── Supplied information

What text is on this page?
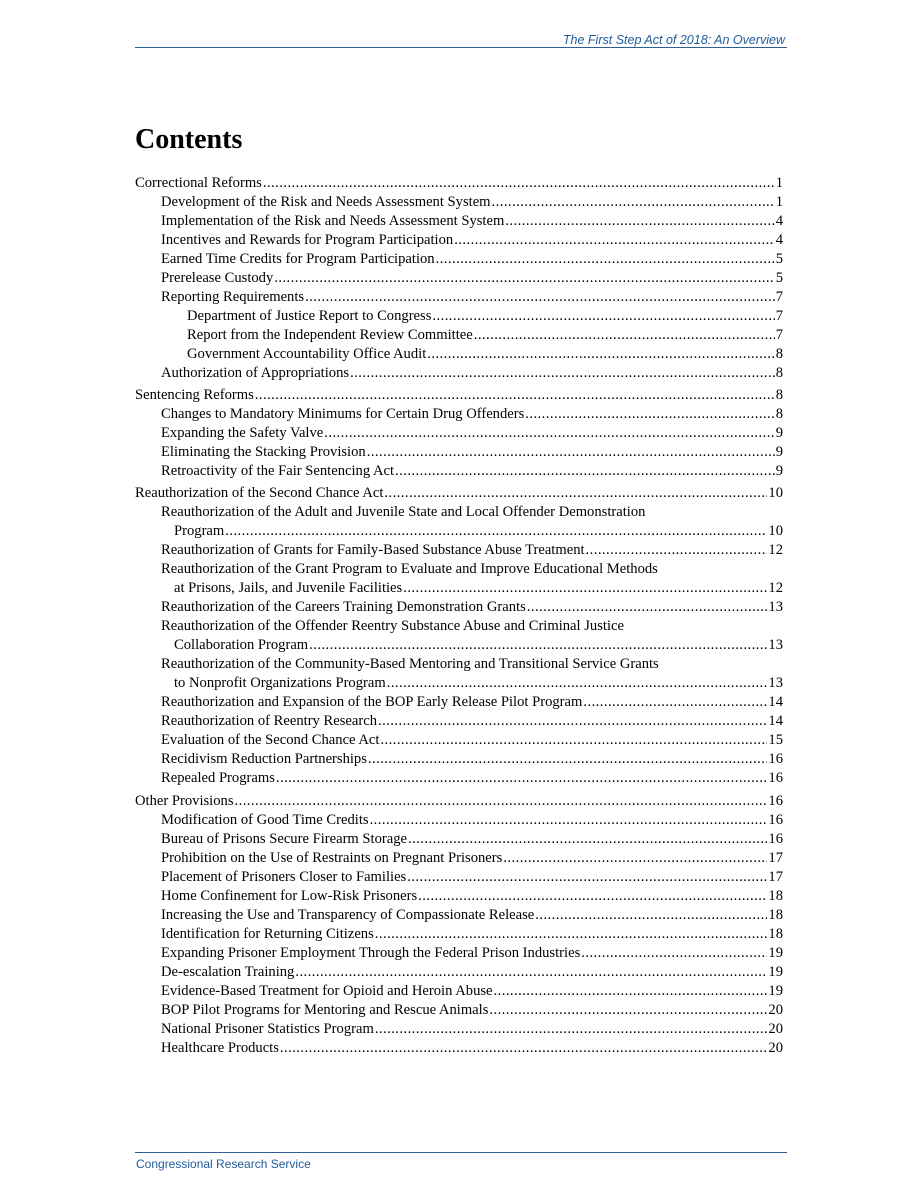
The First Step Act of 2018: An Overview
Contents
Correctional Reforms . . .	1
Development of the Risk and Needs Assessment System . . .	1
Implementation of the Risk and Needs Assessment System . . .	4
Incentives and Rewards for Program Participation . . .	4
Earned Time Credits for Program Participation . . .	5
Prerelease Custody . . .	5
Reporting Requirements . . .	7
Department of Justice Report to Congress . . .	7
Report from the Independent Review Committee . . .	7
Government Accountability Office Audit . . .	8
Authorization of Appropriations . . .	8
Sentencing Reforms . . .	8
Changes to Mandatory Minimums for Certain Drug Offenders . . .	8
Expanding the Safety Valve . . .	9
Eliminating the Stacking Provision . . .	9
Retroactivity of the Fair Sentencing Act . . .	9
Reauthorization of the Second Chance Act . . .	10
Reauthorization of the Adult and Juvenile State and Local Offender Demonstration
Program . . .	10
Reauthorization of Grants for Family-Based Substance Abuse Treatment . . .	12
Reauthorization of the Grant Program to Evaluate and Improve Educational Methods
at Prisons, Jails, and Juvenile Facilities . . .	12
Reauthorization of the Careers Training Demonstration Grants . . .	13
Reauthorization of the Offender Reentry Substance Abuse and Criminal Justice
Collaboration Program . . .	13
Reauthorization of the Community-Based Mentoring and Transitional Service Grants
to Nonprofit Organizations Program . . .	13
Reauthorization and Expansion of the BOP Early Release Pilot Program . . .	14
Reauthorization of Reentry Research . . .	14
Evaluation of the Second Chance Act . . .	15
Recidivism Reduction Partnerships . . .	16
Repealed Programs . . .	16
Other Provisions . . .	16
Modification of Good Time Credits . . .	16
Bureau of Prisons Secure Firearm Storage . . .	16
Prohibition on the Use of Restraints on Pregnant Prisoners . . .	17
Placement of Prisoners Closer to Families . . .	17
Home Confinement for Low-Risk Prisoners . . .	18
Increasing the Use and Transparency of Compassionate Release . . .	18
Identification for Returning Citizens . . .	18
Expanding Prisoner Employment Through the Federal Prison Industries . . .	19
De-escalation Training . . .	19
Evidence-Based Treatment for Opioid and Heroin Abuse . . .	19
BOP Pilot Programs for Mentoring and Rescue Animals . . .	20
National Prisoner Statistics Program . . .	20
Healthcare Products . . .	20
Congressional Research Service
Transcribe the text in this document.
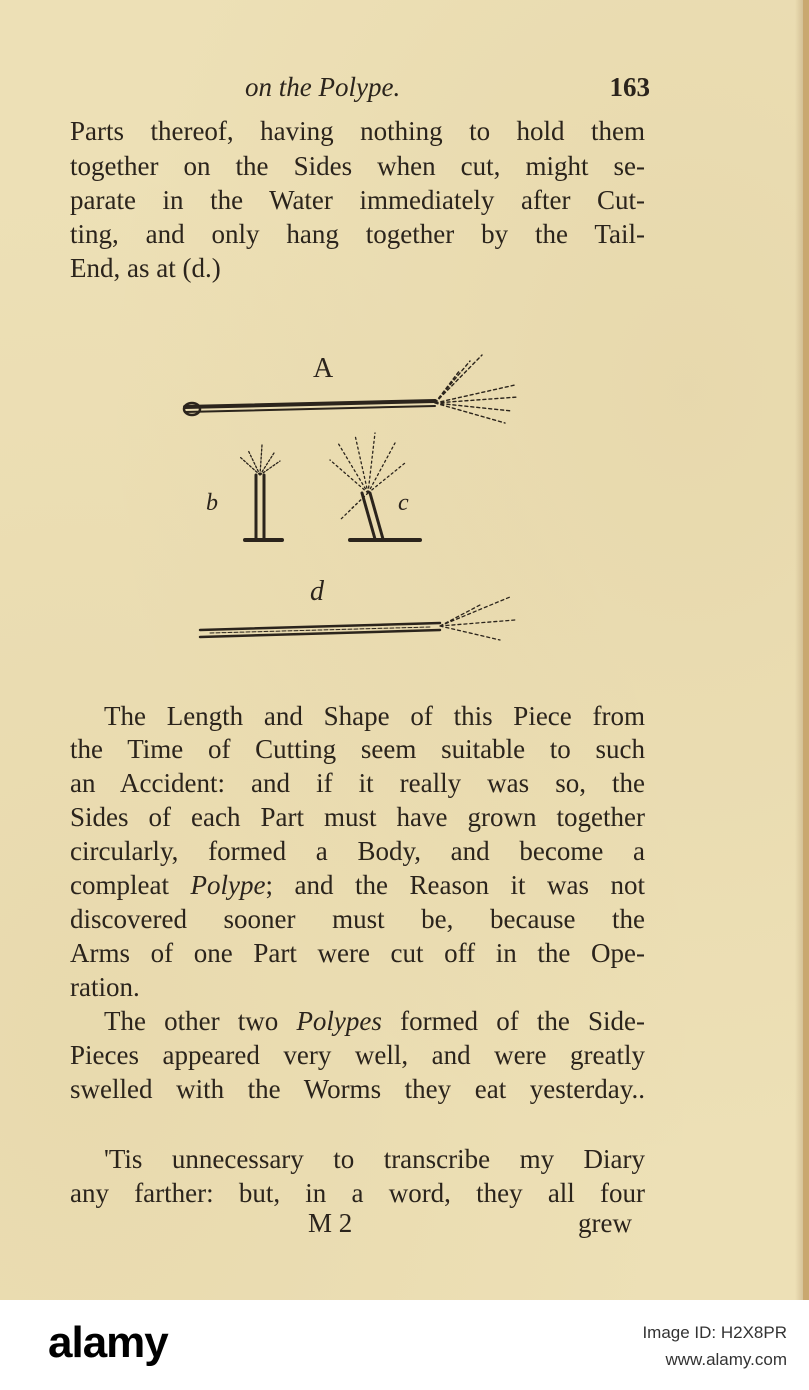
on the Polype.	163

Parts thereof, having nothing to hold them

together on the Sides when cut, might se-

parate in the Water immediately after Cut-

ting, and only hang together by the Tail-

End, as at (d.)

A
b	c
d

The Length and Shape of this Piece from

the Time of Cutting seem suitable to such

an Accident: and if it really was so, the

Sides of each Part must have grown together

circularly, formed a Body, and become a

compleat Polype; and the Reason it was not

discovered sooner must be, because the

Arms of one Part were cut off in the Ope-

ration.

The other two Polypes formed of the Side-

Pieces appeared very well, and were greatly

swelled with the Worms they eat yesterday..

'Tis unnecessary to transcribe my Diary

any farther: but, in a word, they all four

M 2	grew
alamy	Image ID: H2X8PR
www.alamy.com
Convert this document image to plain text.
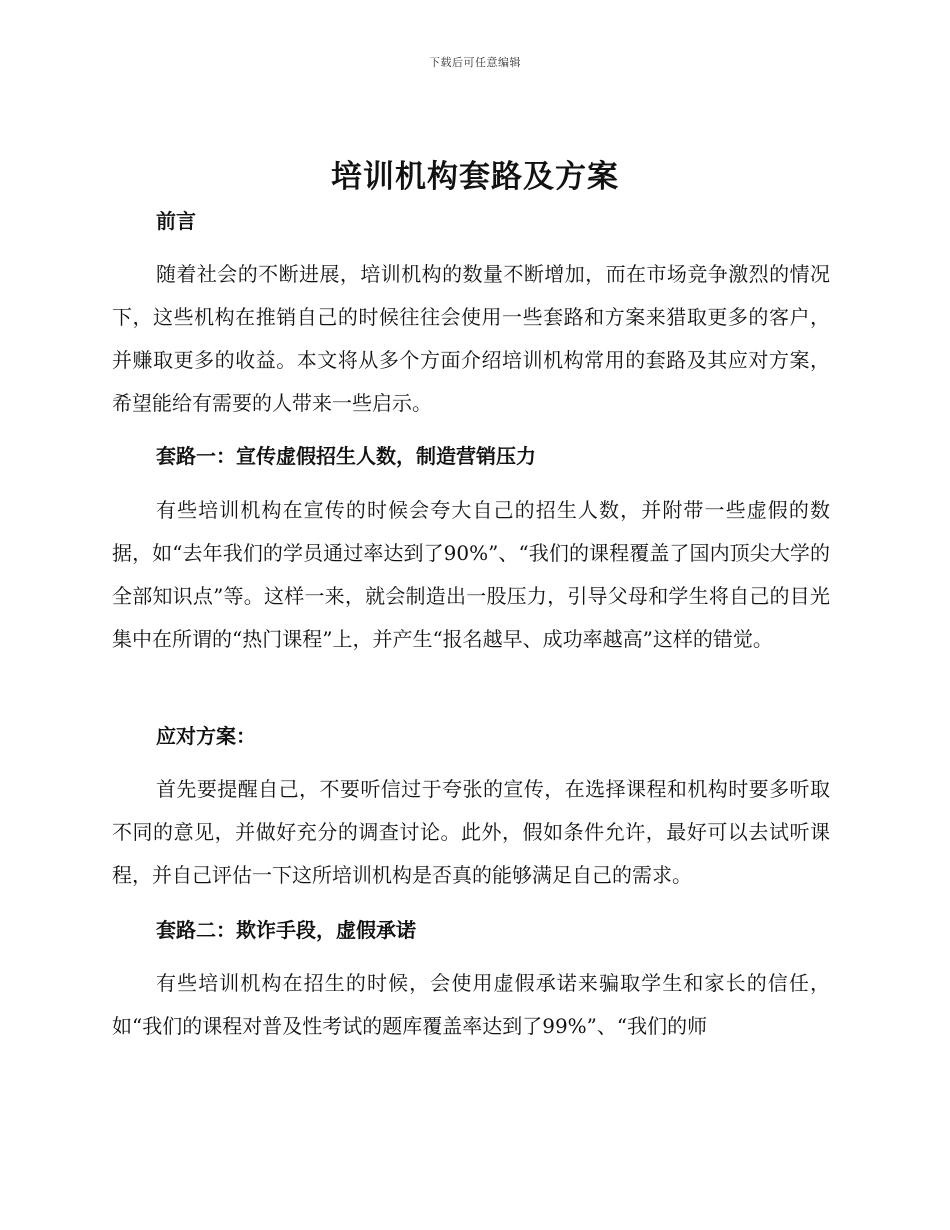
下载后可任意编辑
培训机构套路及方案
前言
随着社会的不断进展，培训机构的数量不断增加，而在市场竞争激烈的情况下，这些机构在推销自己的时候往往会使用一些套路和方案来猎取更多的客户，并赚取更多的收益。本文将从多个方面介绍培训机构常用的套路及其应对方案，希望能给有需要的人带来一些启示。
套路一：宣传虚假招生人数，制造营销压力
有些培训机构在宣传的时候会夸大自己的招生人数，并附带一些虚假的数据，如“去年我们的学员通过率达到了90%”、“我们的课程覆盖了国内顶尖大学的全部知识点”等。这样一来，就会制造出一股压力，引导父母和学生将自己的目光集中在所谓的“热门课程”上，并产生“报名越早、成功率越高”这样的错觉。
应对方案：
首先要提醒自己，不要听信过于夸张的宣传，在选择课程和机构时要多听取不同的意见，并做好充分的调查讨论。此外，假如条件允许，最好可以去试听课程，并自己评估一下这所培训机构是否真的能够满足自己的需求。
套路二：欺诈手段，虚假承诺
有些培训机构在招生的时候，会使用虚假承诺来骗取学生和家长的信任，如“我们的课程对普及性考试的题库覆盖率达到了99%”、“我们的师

────

* Exercise details
Copy out each line of the records that holds the string "Sides".

* Result
together on the Sides when cut, might se-
Sides of each Part must have grown together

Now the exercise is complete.